(Stored items from a collection)
————
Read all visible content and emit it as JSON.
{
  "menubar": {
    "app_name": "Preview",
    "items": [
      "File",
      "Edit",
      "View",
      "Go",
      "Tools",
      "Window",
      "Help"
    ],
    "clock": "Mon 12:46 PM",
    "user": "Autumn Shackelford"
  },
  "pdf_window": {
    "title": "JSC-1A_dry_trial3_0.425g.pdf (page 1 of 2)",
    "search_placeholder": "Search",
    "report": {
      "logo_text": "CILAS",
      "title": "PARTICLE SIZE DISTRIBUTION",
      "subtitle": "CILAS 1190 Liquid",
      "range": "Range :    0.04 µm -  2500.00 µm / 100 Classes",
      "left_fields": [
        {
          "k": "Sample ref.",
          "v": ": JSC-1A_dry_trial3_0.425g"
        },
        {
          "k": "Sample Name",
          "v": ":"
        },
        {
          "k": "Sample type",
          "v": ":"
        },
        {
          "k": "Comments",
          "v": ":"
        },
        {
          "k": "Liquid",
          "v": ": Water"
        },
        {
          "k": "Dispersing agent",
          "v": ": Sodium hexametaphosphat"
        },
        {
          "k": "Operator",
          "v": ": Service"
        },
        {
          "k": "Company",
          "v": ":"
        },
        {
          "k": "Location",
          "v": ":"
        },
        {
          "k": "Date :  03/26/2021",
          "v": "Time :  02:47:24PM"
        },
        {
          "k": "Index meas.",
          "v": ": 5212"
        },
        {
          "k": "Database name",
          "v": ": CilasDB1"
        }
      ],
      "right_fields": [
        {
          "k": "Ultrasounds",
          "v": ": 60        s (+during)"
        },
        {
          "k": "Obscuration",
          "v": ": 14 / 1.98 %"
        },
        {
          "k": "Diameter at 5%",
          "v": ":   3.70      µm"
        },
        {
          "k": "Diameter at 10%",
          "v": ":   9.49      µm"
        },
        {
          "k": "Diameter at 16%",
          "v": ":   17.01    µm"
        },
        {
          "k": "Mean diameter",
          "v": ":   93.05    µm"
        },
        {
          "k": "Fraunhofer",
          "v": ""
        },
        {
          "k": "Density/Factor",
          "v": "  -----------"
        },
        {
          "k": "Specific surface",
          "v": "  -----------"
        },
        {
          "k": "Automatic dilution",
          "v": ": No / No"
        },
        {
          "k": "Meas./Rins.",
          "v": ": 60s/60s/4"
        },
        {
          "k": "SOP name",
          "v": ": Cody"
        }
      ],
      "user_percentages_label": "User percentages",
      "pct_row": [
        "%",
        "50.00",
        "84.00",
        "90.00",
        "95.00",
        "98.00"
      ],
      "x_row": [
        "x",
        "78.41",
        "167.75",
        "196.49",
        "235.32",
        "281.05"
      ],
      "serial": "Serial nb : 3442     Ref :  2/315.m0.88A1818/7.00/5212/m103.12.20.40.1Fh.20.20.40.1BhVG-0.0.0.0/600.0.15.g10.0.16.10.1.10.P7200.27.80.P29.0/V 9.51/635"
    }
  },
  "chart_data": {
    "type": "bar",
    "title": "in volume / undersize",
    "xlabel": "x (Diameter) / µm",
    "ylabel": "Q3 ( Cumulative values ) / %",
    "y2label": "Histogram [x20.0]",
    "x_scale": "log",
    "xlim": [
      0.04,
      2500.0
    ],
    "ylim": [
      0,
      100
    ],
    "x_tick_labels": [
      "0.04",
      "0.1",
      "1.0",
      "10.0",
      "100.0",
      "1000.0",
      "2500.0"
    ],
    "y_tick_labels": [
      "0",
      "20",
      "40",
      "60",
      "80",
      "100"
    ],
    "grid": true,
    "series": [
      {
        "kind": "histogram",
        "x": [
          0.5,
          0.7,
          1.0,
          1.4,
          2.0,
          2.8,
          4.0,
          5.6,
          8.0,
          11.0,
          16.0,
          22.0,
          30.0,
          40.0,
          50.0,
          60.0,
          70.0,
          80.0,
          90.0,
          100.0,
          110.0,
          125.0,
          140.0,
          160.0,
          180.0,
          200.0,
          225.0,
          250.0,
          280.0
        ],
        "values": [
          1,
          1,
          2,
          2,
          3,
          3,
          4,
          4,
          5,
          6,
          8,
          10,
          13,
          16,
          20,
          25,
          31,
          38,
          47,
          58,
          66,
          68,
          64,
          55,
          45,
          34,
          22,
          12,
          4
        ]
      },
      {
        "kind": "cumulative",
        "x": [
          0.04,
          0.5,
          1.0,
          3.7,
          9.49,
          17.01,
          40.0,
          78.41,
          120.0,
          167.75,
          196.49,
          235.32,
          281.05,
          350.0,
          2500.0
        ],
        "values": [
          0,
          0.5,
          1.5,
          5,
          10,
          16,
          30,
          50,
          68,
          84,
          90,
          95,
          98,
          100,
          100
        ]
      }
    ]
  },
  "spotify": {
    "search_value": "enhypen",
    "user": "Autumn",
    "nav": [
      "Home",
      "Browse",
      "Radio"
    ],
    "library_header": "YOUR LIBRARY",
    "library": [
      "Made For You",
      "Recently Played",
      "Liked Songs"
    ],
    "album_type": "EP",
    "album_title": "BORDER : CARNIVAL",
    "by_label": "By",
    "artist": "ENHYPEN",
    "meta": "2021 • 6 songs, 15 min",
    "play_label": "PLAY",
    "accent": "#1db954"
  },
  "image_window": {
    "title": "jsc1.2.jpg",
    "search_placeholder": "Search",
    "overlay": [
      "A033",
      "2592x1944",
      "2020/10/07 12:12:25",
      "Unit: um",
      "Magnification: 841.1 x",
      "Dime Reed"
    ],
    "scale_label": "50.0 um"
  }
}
————
- TASK STATEMENT -
Please output the complete data exactly.

- SOLVED PROBLEM -
Read all visible content and emit it as JSON.
{
  "menubar": {
    "app_name": "Preview",
    "items": [
      "File",
      "Edit",
      "View",
      "Go",
      "Tools",
      "Window",
      "Help"
    ],
    "clock": "Mon 12:46 PM",
    "user": "Autumn Shackelford"
  },
  "pdf_window": {
    "title": "JSC-1A_dry_trial3_0.425g.pdf (page 1 of 2)",
    "search_placeholder": "Search",
    "report": {
      "logo_text": "CILAS",
      "title": "PARTICLE SIZE DISTRIBUTION",
      "subtitle": "CILAS 1190 Liquid",
      "range": "Range :    0.04 µm -  2500.00 µm / 100 Classes",
      "left_fields": [
        {
          "k": "Sample ref.",
          "v": ": JSC-1A_dry_trial3_0.425g"
        },
        {
          "k": "Sample Name",
          "v": ":"
        },
        {
          "k": "Sample type",
          "v": ":"
        },
        {
          "k": "Comments",
          "v": ":"
        },
        {
          "k": "Liquid",
          "v": ": Water"
        },
        {
          "k": "Dispersing agent",
          "v": ": Sodium hexametaphosphat"
        },
        {
          "k": "Operator",
          "v": ": Service"
        },
        {
          "k": "Company",
          "v": ":"
        },
        {
          "k": "Location",
          "v": ":"
        },
        {
          "k": "Date :  03/26/2021",
          "v": "Time :  02:47:24PM"
        },
        {
          "k": "Index meas.",
          "v": ": 5212"
        },
        {
          "k": "Database name",
          "v": ": CilasDB1"
        }
      ],
      "right_fields": [
        {
          "k": "Ultrasounds",
          "v": ": 60        s (+during)"
        },
        {
          "k": "Obscuration",
          "v": ": 14 / 1.98 %"
        },
        {
          "k": "Diameter at 5%",
          "v": ":   3.70      µm"
        },
        {
          "k": "Diameter at 10%",
          "v": ":   9.49      µm"
        },
        {
          "k": "Diameter at 16%",
          "v": ":   17.01    µm"
        },
        {
          "k": "Mean diameter",
          "v": ":   93.05    µm"
        },
        {
          "k": "Fraunhofer",
          "v": ""
        },
        {
          "k": "Density/Factor",
          "v": "  -----------"
        },
        {
          "k": "Specific surface",
          "v": "  -----------"
        },
        {
          "k": "Automatic dilution",
          "v": ": No / No"
        },
        {
          "k": "Meas./Rins.",
          "v": ": 60s/60s/4"
        },
        {
          "k": "SOP name",
          "v": ": Cody"
        }
      ],
      "user_percentages_label": "User percentages",
      "pct_row": [
        "%",
        "50.00",
        "84.00",
        "90.00",
        "95.00",
        "98.00"
      ],
      "x_row": [
        "x",
        "78.41",
        "167.75",
        "196.49",
        "235.32",
        "281.05"
      ],
      "serial": "Serial nb : 3442     Ref :  2/315.m0.88A1818/7.00/5212/m103.12.20.40.1Fh.20.20.40.1BhVG-0.0.0.0/600.0.15.g10.0.16.10.1.10.P7200.27.80.P29.0/V 9.51/635"
    }
  },
  "chart_data": {
    "type": "bar",
    "title": "in volume / undersize",
    "xlabel": "x (Diameter) / µm",
    "ylabel": "Q3 ( Cumulative values ) / %",
    "y2label": "Histogram [x20.0]",
    "x_scale": "log",
    "xlim": [
      0.04,
      2500.0
    ],
    "ylim": [
      0,
      100
    ],
    "x_tick_labels": [
      "0.04",
      "0.1",
      "1.0",
      "10.0",
      "100.0",
      "1000.0",
      "2500.0"
    ],
    "y_tick_labels": [
      "0",
      "20",
      "40",
      "60",
      "80",
      "100"
    ],
    "grid": true,
    "series": [
      {
        "kind": "histogram",
        "x": [
          0.5,
          0.7,
          1.0,
          1.4,
          2.0,
          2.8,
          4.0,
          5.6,
          8.0,
          11.0,
          16.0,
          22.0,
          30.0,
          40.0,
          50.0,
          60.0,
          70.0,
          80.0,
          90.0,
          100.0,
          110.0,
          125.0,
          140.0,
          160.0,
          180.0,
          200.0,
          225.0,
          250.0,
          280.0
        ],
        "values": [
          1,
          1,
          2,
          2,
          3,
          3,
          4,
          4,
          5,
          6,
          8,
          10,
          13,
          16,
          20,
          25,
          31,
          38,
          47,
          58,
          66,
          68,
          64,
          55,
          45,
          34,
          22,
          12,
          4
        ]
      },
      {
        "kind": "cumulative",
        "x": [
          0.04,
          0.5,
          1.0,
          3.7,
          9.49,
          17.01,
          40.0,
          78.41,
          120.0,
          167.75,
          196.49,
          235.32,
          281.05,
          350.0,
          2500.0
        ],
        "values": [
          0,
          0.5,
          1.5,
          5,
          10,
          16,
          30,
          50,
          68,
          84,
          90,
          95,
          98,
          100,
          100
        ]
      }
    ]
  },
  "spotify": {
    "search_value": "enhypen",
    "user": "Autumn",
    "nav": [
      "Home",
      "Browse",
      "Radio"
    ],
    "library_header": "YOUR LIBRARY",
    "library": [
      "Made For You",
      "Recently Played",
      "Liked Songs"
    ],
    "album_type": "EP",
    "album_title": "BORDER : CARNIVAL",
    "by_label": "By",
    "artist": "ENHYPEN",
    "meta": "2021 • 6 songs, 15 min",
    "play_label": "PLAY",
    "accent": "#1db954"
  },
  "image_window": {
    "title": "jsc1.2.jpg",
    "search_placeholder": "Search",
    "overlay": [
      "A033",
      "2592x1944",
      "2020/10/07 12:12:25",
      "Unit: um",
      "Magnification: 841.1 x",
      "Dime Reed"
    ],
    "scale_label": "50.0 um"
  }
}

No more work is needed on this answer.